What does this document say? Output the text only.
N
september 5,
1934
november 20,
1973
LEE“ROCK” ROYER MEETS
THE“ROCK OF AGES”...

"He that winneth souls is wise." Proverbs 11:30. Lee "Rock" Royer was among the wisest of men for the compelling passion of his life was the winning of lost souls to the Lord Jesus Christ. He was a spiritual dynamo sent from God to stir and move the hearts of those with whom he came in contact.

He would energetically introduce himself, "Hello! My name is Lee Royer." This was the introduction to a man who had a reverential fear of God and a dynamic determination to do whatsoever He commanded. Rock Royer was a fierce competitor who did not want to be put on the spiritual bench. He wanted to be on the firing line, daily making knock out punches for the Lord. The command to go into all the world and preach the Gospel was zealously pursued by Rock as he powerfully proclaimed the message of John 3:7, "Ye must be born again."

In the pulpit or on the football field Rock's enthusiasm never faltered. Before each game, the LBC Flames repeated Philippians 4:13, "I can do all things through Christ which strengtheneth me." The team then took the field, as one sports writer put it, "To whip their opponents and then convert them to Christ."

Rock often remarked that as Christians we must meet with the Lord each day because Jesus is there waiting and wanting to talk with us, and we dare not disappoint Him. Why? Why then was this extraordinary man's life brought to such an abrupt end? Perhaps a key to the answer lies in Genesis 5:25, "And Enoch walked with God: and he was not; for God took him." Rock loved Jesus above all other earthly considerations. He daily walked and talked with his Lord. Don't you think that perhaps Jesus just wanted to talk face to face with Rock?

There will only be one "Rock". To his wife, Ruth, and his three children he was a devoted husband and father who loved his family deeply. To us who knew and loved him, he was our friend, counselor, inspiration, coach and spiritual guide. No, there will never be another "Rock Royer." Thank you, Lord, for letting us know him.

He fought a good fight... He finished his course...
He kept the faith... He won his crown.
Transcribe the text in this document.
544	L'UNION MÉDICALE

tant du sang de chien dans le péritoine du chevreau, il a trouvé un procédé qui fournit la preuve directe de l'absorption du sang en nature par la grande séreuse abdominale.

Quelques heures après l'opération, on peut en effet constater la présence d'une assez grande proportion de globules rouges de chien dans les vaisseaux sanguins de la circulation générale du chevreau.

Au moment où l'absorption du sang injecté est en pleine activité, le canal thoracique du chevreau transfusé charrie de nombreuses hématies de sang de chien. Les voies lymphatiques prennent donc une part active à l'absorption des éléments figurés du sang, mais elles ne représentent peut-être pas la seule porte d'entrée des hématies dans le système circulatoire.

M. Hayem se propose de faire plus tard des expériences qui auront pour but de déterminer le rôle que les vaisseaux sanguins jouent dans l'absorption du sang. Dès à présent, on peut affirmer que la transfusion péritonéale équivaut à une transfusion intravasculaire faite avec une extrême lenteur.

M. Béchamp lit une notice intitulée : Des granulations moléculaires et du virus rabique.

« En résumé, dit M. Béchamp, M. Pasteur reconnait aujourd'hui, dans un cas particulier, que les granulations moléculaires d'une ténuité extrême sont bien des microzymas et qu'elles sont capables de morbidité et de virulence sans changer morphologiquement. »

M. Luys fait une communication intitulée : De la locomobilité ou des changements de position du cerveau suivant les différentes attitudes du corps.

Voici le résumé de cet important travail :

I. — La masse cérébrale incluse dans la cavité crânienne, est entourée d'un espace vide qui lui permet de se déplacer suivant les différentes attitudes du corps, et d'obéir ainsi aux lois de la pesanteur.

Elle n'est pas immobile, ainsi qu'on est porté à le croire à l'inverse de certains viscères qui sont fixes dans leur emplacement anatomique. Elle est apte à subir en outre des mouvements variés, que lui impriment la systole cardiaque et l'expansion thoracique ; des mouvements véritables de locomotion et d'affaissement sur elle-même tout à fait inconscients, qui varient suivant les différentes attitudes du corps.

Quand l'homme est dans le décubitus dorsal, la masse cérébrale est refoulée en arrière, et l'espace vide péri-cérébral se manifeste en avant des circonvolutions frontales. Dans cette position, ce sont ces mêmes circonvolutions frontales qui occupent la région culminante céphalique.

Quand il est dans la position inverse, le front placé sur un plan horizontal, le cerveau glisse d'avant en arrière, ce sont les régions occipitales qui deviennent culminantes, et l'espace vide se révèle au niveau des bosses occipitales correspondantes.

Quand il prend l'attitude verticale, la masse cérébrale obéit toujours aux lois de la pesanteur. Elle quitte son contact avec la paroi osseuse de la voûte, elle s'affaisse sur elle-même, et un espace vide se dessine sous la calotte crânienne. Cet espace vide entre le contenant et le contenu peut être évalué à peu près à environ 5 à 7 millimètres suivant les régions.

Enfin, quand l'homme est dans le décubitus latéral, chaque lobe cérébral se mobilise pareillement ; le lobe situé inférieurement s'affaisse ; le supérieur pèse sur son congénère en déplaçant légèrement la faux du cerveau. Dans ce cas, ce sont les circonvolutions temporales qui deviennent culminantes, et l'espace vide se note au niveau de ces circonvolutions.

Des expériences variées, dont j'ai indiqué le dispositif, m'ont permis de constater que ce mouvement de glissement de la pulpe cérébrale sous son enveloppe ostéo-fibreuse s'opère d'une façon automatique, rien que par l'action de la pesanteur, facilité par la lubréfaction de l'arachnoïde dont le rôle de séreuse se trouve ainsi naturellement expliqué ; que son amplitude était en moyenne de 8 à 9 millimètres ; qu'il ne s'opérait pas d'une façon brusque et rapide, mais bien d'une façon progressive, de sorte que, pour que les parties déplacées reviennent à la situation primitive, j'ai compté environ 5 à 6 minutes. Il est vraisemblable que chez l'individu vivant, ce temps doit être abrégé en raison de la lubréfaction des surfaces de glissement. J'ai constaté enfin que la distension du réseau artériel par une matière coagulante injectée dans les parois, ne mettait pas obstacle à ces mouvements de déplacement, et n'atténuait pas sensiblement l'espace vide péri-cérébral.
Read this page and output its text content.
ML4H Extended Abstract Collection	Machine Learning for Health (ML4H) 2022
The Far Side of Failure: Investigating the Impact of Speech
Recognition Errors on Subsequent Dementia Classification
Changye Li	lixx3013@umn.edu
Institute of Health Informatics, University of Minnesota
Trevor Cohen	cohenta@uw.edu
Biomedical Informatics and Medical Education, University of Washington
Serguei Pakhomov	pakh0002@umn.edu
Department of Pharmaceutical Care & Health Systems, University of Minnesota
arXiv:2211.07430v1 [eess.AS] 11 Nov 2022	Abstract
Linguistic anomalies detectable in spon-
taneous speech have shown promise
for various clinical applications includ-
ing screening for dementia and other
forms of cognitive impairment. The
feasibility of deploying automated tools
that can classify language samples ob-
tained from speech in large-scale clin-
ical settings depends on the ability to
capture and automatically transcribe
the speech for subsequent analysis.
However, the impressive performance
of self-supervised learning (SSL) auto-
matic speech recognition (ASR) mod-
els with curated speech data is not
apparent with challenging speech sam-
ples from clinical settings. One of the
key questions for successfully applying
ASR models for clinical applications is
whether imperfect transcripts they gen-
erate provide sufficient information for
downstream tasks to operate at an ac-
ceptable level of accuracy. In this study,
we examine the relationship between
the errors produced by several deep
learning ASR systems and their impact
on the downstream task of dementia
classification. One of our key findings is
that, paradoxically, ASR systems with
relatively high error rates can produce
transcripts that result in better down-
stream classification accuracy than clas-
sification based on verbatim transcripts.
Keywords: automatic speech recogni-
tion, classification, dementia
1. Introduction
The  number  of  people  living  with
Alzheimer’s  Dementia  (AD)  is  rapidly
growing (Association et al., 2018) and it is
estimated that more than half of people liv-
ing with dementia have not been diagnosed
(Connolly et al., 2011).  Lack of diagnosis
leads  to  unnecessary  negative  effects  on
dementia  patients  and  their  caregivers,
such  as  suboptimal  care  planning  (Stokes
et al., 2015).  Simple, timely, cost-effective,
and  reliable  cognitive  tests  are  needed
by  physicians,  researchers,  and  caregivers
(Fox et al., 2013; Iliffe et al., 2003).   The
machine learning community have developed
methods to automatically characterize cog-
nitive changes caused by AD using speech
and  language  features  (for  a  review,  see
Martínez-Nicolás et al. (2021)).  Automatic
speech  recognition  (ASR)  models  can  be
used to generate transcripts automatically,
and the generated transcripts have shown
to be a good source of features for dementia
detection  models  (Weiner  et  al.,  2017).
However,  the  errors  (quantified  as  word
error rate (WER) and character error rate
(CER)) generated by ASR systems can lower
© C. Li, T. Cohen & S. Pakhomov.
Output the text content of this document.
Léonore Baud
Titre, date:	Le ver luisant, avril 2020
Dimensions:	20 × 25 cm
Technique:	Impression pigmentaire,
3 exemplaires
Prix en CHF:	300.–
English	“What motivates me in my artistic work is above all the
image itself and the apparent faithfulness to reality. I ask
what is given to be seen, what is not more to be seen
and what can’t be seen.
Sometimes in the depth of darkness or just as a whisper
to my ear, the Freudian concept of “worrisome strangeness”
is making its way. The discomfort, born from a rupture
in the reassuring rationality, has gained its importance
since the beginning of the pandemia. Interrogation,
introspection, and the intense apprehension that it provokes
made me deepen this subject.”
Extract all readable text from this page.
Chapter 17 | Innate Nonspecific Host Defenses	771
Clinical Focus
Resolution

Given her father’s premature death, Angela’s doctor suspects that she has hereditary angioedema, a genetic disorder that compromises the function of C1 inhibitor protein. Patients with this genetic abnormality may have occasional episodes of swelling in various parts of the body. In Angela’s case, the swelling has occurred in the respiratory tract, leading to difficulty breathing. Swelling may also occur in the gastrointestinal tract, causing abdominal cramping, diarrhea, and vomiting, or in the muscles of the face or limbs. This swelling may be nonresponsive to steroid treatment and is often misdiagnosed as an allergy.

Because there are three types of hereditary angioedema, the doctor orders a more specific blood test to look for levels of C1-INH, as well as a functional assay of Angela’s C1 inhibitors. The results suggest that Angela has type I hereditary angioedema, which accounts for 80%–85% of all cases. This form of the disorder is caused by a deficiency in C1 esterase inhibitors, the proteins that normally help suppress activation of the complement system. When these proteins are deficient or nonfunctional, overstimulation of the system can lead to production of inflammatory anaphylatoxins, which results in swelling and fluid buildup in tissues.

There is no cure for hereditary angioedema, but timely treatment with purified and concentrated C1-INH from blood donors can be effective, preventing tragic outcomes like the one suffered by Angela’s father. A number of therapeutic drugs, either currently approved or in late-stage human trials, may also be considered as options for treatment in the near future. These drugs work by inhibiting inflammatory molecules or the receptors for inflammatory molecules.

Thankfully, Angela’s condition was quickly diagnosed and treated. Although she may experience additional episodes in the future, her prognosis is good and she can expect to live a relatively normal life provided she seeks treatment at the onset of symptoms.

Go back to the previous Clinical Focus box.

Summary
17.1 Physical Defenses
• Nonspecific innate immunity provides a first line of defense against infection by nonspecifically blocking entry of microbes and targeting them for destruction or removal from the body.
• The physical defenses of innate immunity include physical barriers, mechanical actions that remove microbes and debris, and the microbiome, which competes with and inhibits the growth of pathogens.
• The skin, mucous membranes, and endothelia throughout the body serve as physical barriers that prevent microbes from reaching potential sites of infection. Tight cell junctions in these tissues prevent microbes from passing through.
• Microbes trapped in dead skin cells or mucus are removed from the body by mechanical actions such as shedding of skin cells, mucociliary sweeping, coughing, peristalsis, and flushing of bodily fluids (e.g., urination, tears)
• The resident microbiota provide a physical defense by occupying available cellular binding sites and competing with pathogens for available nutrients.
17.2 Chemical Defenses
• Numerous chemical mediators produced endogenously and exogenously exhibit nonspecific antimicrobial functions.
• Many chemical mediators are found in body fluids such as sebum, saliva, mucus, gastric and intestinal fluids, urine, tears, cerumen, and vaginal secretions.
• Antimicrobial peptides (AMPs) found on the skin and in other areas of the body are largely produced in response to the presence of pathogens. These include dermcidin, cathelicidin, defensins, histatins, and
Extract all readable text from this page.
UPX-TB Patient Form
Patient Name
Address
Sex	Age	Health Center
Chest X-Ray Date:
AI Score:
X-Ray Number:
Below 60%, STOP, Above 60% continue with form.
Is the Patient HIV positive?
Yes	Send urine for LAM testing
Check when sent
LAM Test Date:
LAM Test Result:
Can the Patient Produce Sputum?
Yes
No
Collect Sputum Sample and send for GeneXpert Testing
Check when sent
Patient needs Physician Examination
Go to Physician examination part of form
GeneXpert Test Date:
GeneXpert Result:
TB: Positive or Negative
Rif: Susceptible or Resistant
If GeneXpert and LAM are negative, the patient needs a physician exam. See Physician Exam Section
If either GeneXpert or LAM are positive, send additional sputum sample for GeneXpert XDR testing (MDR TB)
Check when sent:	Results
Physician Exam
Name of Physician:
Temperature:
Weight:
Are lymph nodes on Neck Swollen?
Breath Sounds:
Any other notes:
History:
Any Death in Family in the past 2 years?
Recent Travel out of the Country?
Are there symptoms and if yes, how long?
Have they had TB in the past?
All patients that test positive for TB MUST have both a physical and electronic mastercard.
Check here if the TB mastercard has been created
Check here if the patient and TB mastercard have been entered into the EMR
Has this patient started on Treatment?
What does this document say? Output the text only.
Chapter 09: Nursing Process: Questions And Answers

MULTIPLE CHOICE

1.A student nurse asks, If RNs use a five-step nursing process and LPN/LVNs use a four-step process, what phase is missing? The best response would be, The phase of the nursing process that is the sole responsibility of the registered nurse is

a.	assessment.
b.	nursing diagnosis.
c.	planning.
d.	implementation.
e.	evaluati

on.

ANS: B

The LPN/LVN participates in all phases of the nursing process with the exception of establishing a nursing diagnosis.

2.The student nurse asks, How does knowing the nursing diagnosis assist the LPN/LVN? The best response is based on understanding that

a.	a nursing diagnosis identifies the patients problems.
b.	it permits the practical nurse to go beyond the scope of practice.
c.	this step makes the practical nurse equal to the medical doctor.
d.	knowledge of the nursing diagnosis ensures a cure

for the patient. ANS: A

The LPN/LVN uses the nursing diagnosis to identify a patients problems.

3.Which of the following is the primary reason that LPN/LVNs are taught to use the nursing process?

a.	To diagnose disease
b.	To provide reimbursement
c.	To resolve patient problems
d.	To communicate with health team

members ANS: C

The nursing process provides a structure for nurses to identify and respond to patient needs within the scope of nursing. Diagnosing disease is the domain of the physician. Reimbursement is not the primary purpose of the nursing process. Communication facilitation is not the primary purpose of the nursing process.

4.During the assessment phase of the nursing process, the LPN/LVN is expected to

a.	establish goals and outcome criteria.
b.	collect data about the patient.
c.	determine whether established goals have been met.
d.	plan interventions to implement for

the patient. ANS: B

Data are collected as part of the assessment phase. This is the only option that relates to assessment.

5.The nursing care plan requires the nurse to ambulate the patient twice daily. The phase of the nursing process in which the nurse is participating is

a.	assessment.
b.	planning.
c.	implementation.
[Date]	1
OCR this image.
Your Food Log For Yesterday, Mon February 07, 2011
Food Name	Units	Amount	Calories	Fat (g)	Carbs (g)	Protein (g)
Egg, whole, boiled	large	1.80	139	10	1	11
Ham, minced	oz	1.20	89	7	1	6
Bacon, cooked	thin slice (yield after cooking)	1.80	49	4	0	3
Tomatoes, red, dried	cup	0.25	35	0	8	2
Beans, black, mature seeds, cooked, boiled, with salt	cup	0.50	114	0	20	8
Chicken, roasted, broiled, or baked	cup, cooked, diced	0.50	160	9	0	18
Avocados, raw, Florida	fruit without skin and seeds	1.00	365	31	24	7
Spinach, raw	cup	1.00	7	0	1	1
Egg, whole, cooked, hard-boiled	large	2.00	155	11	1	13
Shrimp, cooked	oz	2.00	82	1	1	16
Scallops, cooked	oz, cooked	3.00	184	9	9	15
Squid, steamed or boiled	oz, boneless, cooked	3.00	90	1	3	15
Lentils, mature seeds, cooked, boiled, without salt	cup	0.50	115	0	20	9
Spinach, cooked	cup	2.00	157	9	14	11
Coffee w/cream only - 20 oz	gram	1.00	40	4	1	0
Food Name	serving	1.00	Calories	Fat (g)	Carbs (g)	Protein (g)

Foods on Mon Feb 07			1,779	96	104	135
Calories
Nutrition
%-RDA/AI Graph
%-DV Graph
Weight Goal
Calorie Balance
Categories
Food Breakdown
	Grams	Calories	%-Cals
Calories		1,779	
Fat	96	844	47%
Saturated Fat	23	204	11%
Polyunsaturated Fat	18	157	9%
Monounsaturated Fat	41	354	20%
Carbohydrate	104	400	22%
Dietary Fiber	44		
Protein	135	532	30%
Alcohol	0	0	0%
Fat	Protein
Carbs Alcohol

**Your instructions**
Using the material above, work out how many lines contain the string "shown". Give that number alone.

**Solution for this exercise**
2